Record set:
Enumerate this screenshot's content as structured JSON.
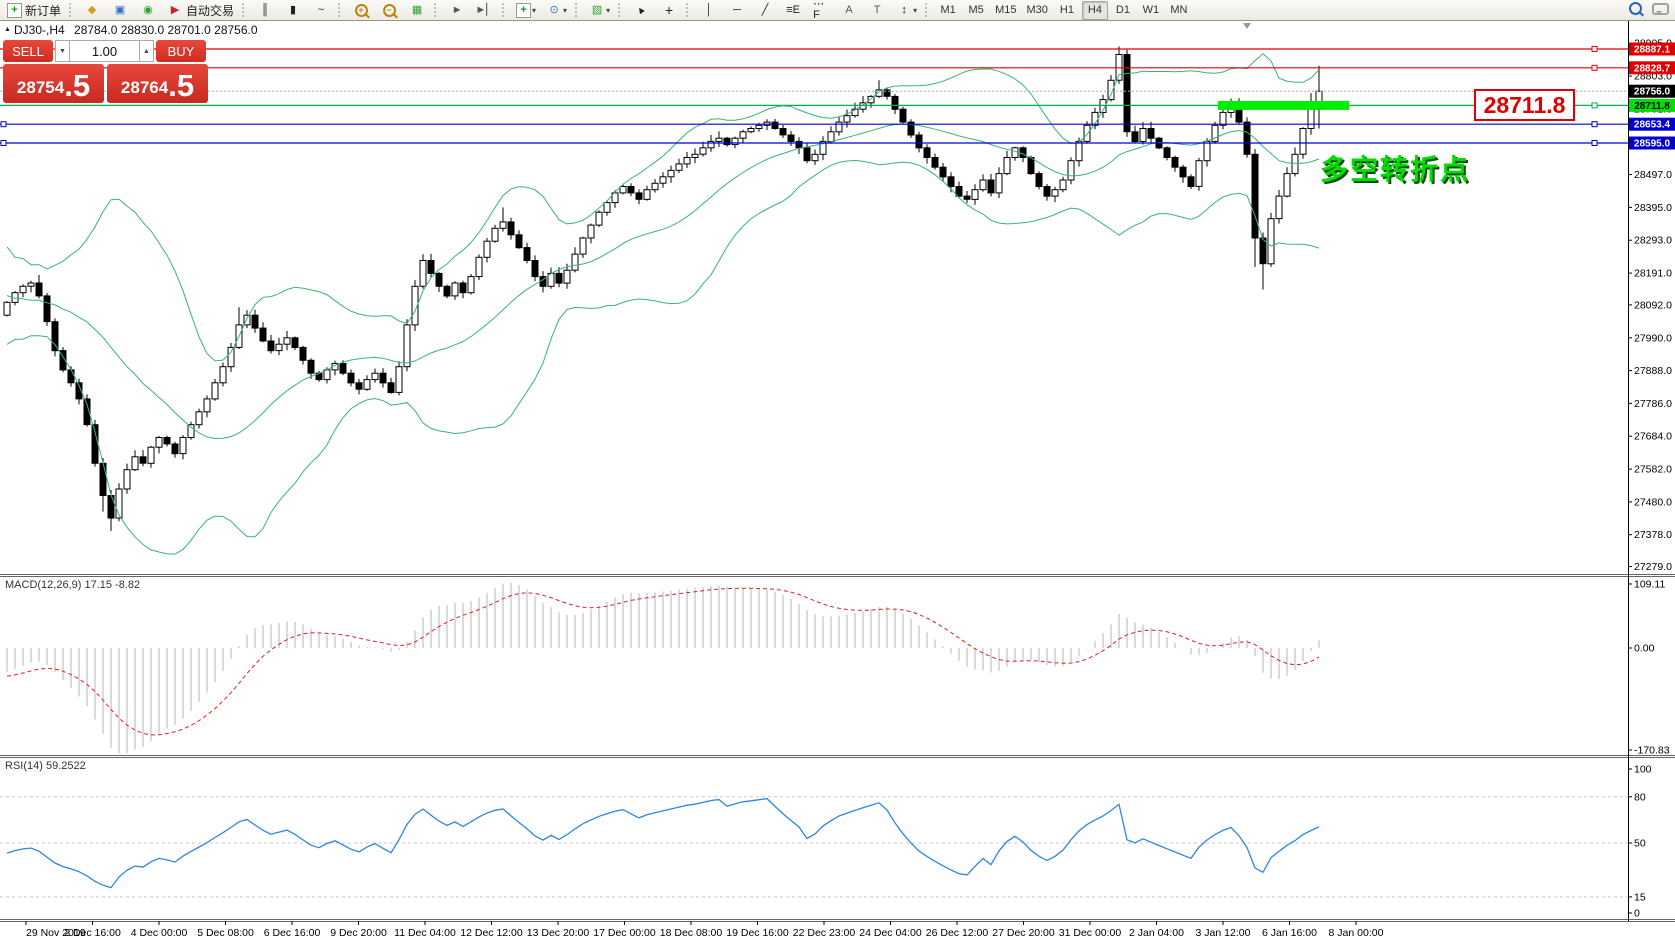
{
  "toolbar": {
    "new_order_label": "新订单",
    "autotrading_label": "自动交易",
    "timeframes": [
      "M1",
      "M5",
      "M15",
      "M30",
      "H1",
      "H4",
      "D1",
      "W1",
      "MN"
    ],
    "active_timeframe": "H4"
  },
  "icons": {
    "collapse": "▲",
    "spin_down": "▼",
    "spin_up": "▲",
    "new_order_plus": "+",
    "styler": "◆",
    "metaeditor": "▣",
    "signals": "◉",
    "autotrading_play": "▶",
    "bars_chart": "║",
    "candles_chart": "▮",
    "line_chart": "~",
    "zoom_in_sign": "+",
    "zoom_out_sign": "−",
    "tile": "▦",
    "step_forward": "►",
    "step_end": "►▏",
    "add_indicator": "+",
    "periods": "⊙",
    "templates": "▧",
    "cursor": "▲",
    "crosshair": "+",
    "vline": "│",
    "hline": "─",
    "trendline": "╱",
    "fibo": "≡E",
    "channel": "⋯F",
    "text": "A",
    "text_label": "T",
    "arrows": "↕",
    "dropdown": "▾"
  },
  "chart": {
    "symbol_period": "DJ30-,H4",
    "ohlc_text": "28784.0 28830.0 28701.0 28756.0"
  },
  "one_click": {
    "sell_label": "SELL",
    "buy_label": "BUY",
    "volume": "1.00",
    "sell_price": "28754",
    "sell_price_big": ".5",
    "buy_price": "28764",
    "buy_price_big": ".5"
  },
  "annotations": {
    "price_box": "28711.8",
    "turning_point": "多空转折点"
  },
  "chart_data": {
    "type": "candlestick",
    "symbol": "DJ30-",
    "timeframe": "H4",
    "ohlc_display": {
      "open": 28784.0,
      "high": 28830.0,
      "low": 28701.0,
      "close": 28756.0
    },
    "price_range": [
      27256,
      28971
    ],
    "price_axis_ticks": [
      28905.0,
      28803.0,
      28701.0,
      28497.0,
      28395.0,
      28293.0,
      28191.0,
      28092.0,
      27990.0,
      27888.0,
      27786.0,
      27684.0,
      27582.0,
      27480.0,
      27378.0,
      27279.0
    ],
    "time_labels": [
      "29 Nov 2019",
      "2 Dec 16:00",
      "4 Dec 00:00",
      "5 Dec 08:00",
      "6 Dec 16:00",
      "9 Dec 20:00",
      "11 Dec 04:00",
      "12 Dec 12:00",
      "13 Dec 20:00",
      "17 Dec 00:00",
      "18 Dec 08:00",
      "19 Dec 16:00",
      "22 Dec 23:00",
      "24 Dec 04:00",
      "26 Dec 12:00",
      "27 Dec 20:00",
      "31 Dec 00:00",
      "2 Jan 04:00",
      "3 Jan 12:00",
      "6 Jan 16:00",
      "8 Jan 00:00"
    ],
    "candles": {
      "first_open": 28060,
      "closes": [
        28100,
        28130,
        28150,
        28160,
        28120,
        28040,
        27950,
        27890,
        27850,
        27800,
        27720,
        27600,
        27500,
        27430,
        27520,
        27580,
        27620,
        27600,
        27650,
        27680,
        27660,
        27630,
        27680,
        27720,
        27760,
        27800,
        27850,
        27900,
        27960,
        28030,
        28060,
        28020,
        27980,
        27950,
        27970,
        27990,
        27960,
        27920,
        27880,
        27860,
        27890,
        27910,
        27880,
        27850,
        27830,
        27860,
        27880,
        27850,
        27820,
        27900,
        28030,
        28150,
        28230,
        28190,
        28150,
        28120,
        28160,
        28130,
        28180,
        28240,
        28290,
        28330,
        28350,
        28310,
        28270,
        28230,
        28180,
        28150,
        28190,
        28160,
        28200,
        28250,
        28300,
        28340,
        28380,
        28410,
        28440,
        28460,
        28440,
        28420,
        28450,
        28470,
        28490,
        28510,
        28530,
        28550,
        28560,
        28580,
        28600,
        28610,
        28590,
        28610,
        28630,
        28640,
        28650,
        28660,
        28640,
        28620,
        28600,
        28580,
        28540,
        28560,
        28600,
        28630,
        28660,
        28680,
        28700,
        28720,
        28740,
        28760,
        28740,
        28700,
        28660,
        28620,
        28580,
        28550,
        28520,
        28490,
        28460,
        28430,
        28420,
        28450,
        28480,
        28440,
        28500,
        28550,
        28580,
        28550,
        28500,
        28460,
        28430,
        28450,
        28480,
        28540,
        28600,
        28650,
        28690,
        28730,
        28790,
        28870,
        28630,
        28600,
        28640,
        28610,
        28580,
        28550,
        28520,
        28490,
        28460,
        28540,
        28600,
        28650,
        28690,
        28720,
        28660,
        28560,
        28300,
        28220,
        28360,
        28430,
        28500,
        28560,
        28640,
        28700,
        28756
      ],
      "high_overrides": {
        "4": 28185,
        "29": 28085,
        "62": 28395,
        "109": 28790,
        "139": 28895,
        "140": 28885,
        "163": 28750,
        "164": 28835
      },
      "low_overrides": {
        "12": 27450,
        "13": 27390,
        "156": 28210,
        "157": 28140,
        "164": 28640
      },
      "warmup_closes_for_indicators": [
        28300,
        28180,
        28250,
        28120,
        28200,
        28080,
        28150,
        28040,
        28120,
        28000,
        28080,
        27980,
        28060,
        28120,
        28180,
        28100,
        28160,
        28080,
        28120
      ]
    },
    "indicators": {
      "bollinger": {
        "period": 20,
        "deviation": 2,
        "color": "#3cb371"
      },
      "macd": {
        "label": "MACD(12,26,9) 17.15 -8.82",
        "params": [
          12,
          26,
          9
        ],
        "value": 17.15,
        "signal": -8.82,
        "axis_labels": [
          "109.11",
          "0.00",
          "-170.83"
        ],
        "hist_color": "#b4b4b4",
        "signal_color": "#e02020"
      },
      "rsi": {
        "label": "RSI(14) 59.2522",
        "period": 14,
        "value": 59.2522,
        "levels": [
          80,
          50,
          15
        ],
        "axis_labels": [
          "100",
          "80",
          "50",
          "15",
          "0"
        ],
        "axis_values": [
          100,
          80,
          50,
          15,
          0
        ],
        "color": "#2e86e0"
      }
    },
    "hlines": [
      {
        "price": 28887.1,
        "color": "#e00000",
        "tag_bg": "#e00000",
        "tag_fg": "#ffffff"
      },
      {
        "price": 28828.7,
        "color": "#e00000",
        "tag_bg": "#e00000",
        "tag_fg": "#ffffff"
      },
      {
        "price": 28711.8,
        "color": "#00b050",
        "tag_bg": "#00e000",
        "tag_fg": "#000000"
      },
      {
        "price": 28653.4,
        "color": "#0000d0",
        "tag_bg": "#0000d0",
        "tag_fg": "#ffffff",
        "left_handle": true
      },
      {
        "price": 28595.0,
        "color": "#0000d0",
        "tag_bg": "#0000d0",
        "tag_fg": "#ffffff",
        "left_handle": true
      }
    ],
    "current_price": {
      "value": 28756.0,
      "tag_bg": "#000000",
      "tag_fg": "#ffffff",
      "line_color": "#aaaaaa"
    },
    "highlight_zone": {
      "price": 28711.8,
      "start_index": 151.8,
      "end_index": 168.2,
      "thickness_px": 9,
      "color": "#00ef00"
    }
  }
}
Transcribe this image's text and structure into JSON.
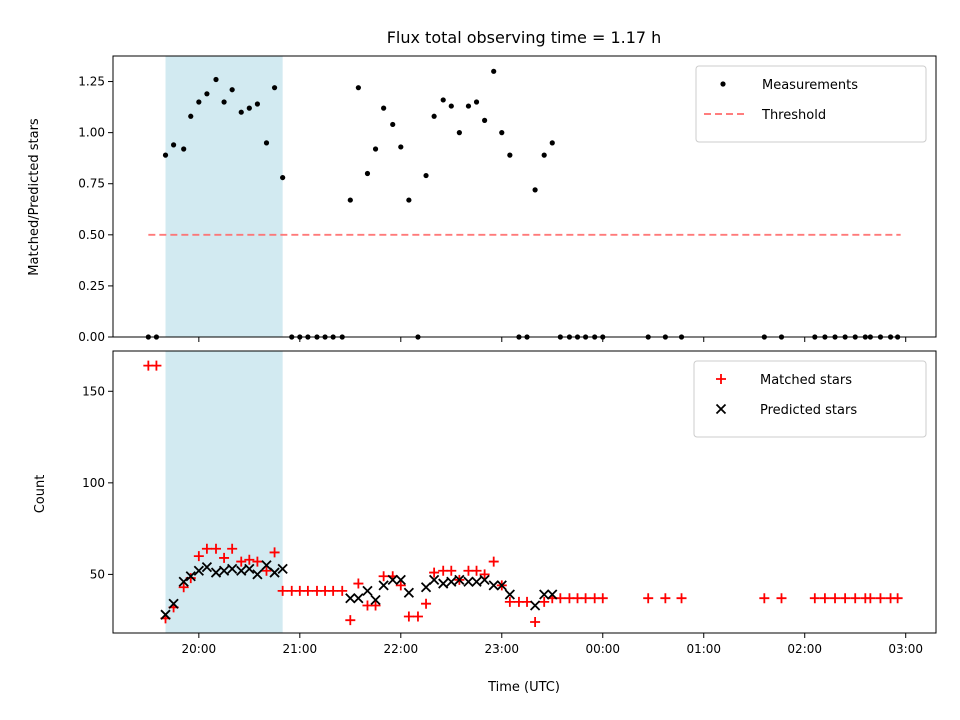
{
  "chart_data": [
    {
      "type": "scatter",
      "title": "Flux total observing time = 1.17 h",
      "xlabel": "",
      "ylabel": "Matched/Predicted stars",
      "x_unit": "hours since 00:00 UTC",
      "xlim": [
        -4.85,
        3.3
      ],
      "ylim": [
        0,
        1.375
      ],
      "yticks": [
        "0.00",
        "0.25",
        "0.50",
        "0.75",
        "1.00",
        "1.25"
      ],
      "shaded_span": [
        -4.33,
        -3.17
      ],
      "shade_color": "#add8e6",
      "legend": {
        "placement": "top-right",
        "entries": [
          "Measurements",
          "Threshold"
        ]
      },
      "series": [
        {
          "name": "Measurements",
          "kind": "points",
          "color": "#000000",
          "points": [
            [
              -4.5,
              0
            ],
            [
              -4.42,
              0
            ],
            [
              -4.33,
              0.89
            ],
            [
              -4.25,
              0.94
            ],
            [
              -4.15,
              0.92
            ],
            [
              -4.08,
              1.08
            ],
            [
              -4.0,
              1.15
            ],
            [
              -3.92,
              1.19
            ],
            [
              -3.83,
              1.26
            ],
            [
              -3.75,
              1.15
            ],
            [
              -3.67,
              1.21
            ],
            [
              -3.58,
              1.1
            ],
            [
              -3.5,
              1.12
            ],
            [
              -3.42,
              1.14
            ],
            [
              -3.33,
              0.95
            ],
            [
              -3.25,
              1.22
            ],
            [
              -3.17,
              0.78
            ],
            [
              -3.08,
              0
            ],
            [
              -3.0,
              0
            ],
            [
              -2.92,
              0
            ],
            [
              -2.83,
              0
            ],
            [
              -2.75,
              0
            ],
            [
              -2.67,
              0
            ],
            [
              -2.58,
              0
            ],
            [
              -2.5,
              0.67
            ],
            [
              -2.42,
              1.22
            ],
            [
              -2.33,
              0.8
            ],
            [
              -2.25,
              0.92
            ],
            [
              -2.17,
              1.12
            ],
            [
              -2.08,
              1.04
            ],
            [
              -2.0,
              0.93
            ],
            [
              -1.92,
              0.67
            ],
            [
              -1.83,
              0
            ],
            [
              -1.75,
              0.79
            ],
            [
              -1.67,
              1.08
            ],
            [
              -1.58,
              1.16
            ],
            [
              -1.5,
              1.13
            ],
            [
              -1.42,
              1.0
            ],
            [
              -1.33,
              1.13
            ],
            [
              -1.25,
              1.15
            ],
            [
              -1.17,
              1.06
            ],
            [
              -1.08,
              1.3
            ],
            [
              -1.0,
              1.0
            ],
            [
              -0.92,
              0.89
            ],
            [
              -0.83,
              0
            ],
            [
              -0.75,
              0
            ],
            [
              -0.67,
              0.72
            ],
            [
              -0.58,
              0.89
            ],
            [
              -0.5,
              0.95
            ],
            [
              -0.42,
              0
            ],
            [
              -0.33,
              0
            ],
            [
              -0.25,
              0
            ],
            [
              -0.17,
              0
            ],
            [
              -0.08,
              0
            ],
            [
              0.0,
              0
            ],
            [
              0.45,
              0
            ],
            [
              0.62,
              0
            ],
            [
              0.78,
              0
            ],
            [
              1.6,
              0
            ],
            [
              1.77,
              0
            ],
            [
              2.1,
              0
            ],
            [
              2.2,
              0
            ],
            [
              2.3,
              0
            ],
            [
              2.4,
              0
            ],
            [
              2.5,
              0
            ],
            [
              2.6,
              0
            ],
            [
              2.65,
              0
            ],
            [
              2.75,
              0
            ],
            [
              2.85,
              0
            ],
            [
              2.92,
              0
            ]
          ]
        },
        {
          "name": "Threshold",
          "kind": "dashed-line",
          "color": "#ff6b6b",
          "points": [
            [
              -4.5,
              0.5
            ],
            [
              2.95,
              0.5
            ]
          ]
        }
      ]
    },
    {
      "type": "scatter",
      "title": "",
      "xlabel": "Time (UTC)",
      "ylabel": "Count",
      "x_unit": "hours since 00:00 UTC",
      "xlim": [
        -4.85,
        3.3
      ],
      "ylim": [
        18,
        172
      ],
      "yticks": [
        "50",
        "100",
        "150"
      ],
      "xticks": [
        {
          "x": -4,
          "label": "20:00"
        },
        {
          "x": -3,
          "label": "21:00"
        },
        {
          "x": -2,
          "label": "22:00"
        },
        {
          "x": -1,
          "label": "23:00"
        },
        {
          "x": 0,
          "label": "00:00"
        },
        {
          "x": 1,
          "label": "01:00"
        },
        {
          "x": 2,
          "label": "02:00"
        },
        {
          "x": 3,
          "label": "03:00"
        }
      ],
      "shaded_span": [
        -4.33,
        -3.17
      ],
      "shade_color": "#add8e6",
      "legend": {
        "placement": "top-right",
        "entries": [
          "Matched stars",
          "Predicted stars"
        ]
      },
      "series": [
        {
          "name": "Matched stars",
          "kind": "plus",
          "color": "#ff0000",
          "points": [
            [
              -4.5,
              164
            ],
            [
              -4.42,
              164
            ],
            [
              -4.33,
              26
            ],
            [
              -4.25,
              32
            ],
            [
              -4.15,
              43
            ],
            [
              -4.08,
              48
            ],
            [
              -4.0,
              60
            ],
            [
              -3.92,
              64
            ],
            [
              -3.83,
              64
            ],
            [
              -3.75,
              59
            ],
            [
              -3.67,
              64
            ],
            [
              -3.58,
              57
            ],
            [
              -3.5,
              58
            ],
            [
              -3.42,
              57
            ],
            [
              -3.33,
              52
            ],
            [
              -3.25,
              62
            ],
            [
              -3.17,
              41
            ],
            [
              -3.08,
              41
            ],
            [
              -3.0,
              41
            ],
            [
              -2.92,
              41
            ],
            [
              -2.83,
              41
            ],
            [
              -2.75,
              41
            ],
            [
              -2.67,
              41
            ],
            [
              -2.58,
              41
            ],
            [
              -2.5,
              25
            ],
            [
              -2.42,
              45
            ],
            [
              -2.33,
              33
            ],
            [
              -2.25,
              33
            ],
            [
              -2.17,
              49
            ],
            [
              -2.08,
              49
            ],
            [
              -2.0,
              44
            ],
            [
              -1.92,
              27
            ],
            [
              -1.83,
              27
            ],
            [
              -1.75,
              34
            ],
            [
              -1.67,
              51
            ],
            [
              -1.58,
              52
            ],
            [
              -1.5,
              52
            ],
            [
              -1.42,
              47
            ],
            [
              -1.33,
              52
            ],
            [
              -1.25,
              52
            ],
            [
              -1.17,
              50
            ],
            [
              -1.08,
              57
            ],
            [
              -1.0,
              44
            ],
            [
              -0.92,
              35
            ],
            [
              -0.83,
              35
            ],
            [
              -0.75,
              35
            ],
            [
              -0.67,
              24
            ],
            [
              -0.58,
              35
            ],
            [
              -0.5,
              37
            ],
            [
              -0.42,
              37
            ],
            [
              -0.33,
              37
            ],
            [
              -0.25,
              37
            ],
            [
              -0.17,
              37
            ],
            [
              -0.08,
              37
            ],
            [
              0.0,
              37
            ],
            [
              0.45,
              37
            ],
            [
              0.62,
              37
            ],
            [
              0.78,
              37
            ],
            [
              1.6,
              37
            ],
            [
              1.77,
              37
            ],
            [
              2.1,
              37
            ],
            [
              2.2,
              37
            ],
            [
              2.3,
              37
            ],
            [
              2.4,
              37
            ],
            [
              2.5,
              37
            ],
            [
              2.6,
              37
            ],
            [
              2.65,
              37
            ],
            [
              2.75,
              37
            ],
            [
              2.85,
              37
            ],
            [
              2.92,
              37
            ]
          ]
        },
        {
          "name": "Predicted stars",
          "kind": "x",
          "color": "#000000",
          "points": [
            [
              -4.33,
              28
            ],
            [
              -4.25,
              34
            ],
            [
              -4.15,
              46
            ],
            [
              -4.08,
              49
            ],
            [
              -4.0,
              52
            ],
            [
              -3.92,
              54
            ],
            [
              -3.83,
              51
            ],
            [
              -3.75,
              52
            ],
            [
              -3.67,
              53
            ],
            [
              -3.58,
              52
            ],
            [
              -3.5,
              53
            ],
            [
              -3.42,
              50
            ],
            [
              -3.33,
              55
            ],
            [
              -3.25,
              51
            ],
            [
              -3.17,
              53
            ],
            [
              -2.5,
              37
            ],
            [
              -2.42,
              37
            ],
            [
              -2.33,
              41
            ],
            [
              -2.25,
              36
            ],
            [
              -2.17,
              44
            ],
            [
              -2.08,
              47
            ],
            [
              -2.0,
              47
            ],
            [
              -1.92,
              40
            ],
            [
              -1.75,
              43
            ],
            [
              -1.67,
              47
            ],
            [
              -1.58,
              45
            ],
            [
              -1.5,
              46
            ],
            [
              -1.42,
              47
            ],
            [
              -1.33,
              46
            ],
            [
              -1.25,
              46
            ],
            [
              -1.17,
              47
            ],
            [
              -1.08,
              44
            ],
            [
              -1.0,
              44
            ],
            [
              -0.92,
              39
            ],
            [
              -0.67,
              33
            ],
            [
              -0.58,
              39
            ],
            [
              -0.5,
              39
            ]
          ]
        }
      ]
    }
  ]
}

Task:
Report the number of lines of the listing above that hold the string "JSON", with no other text.

Answer to this task:
2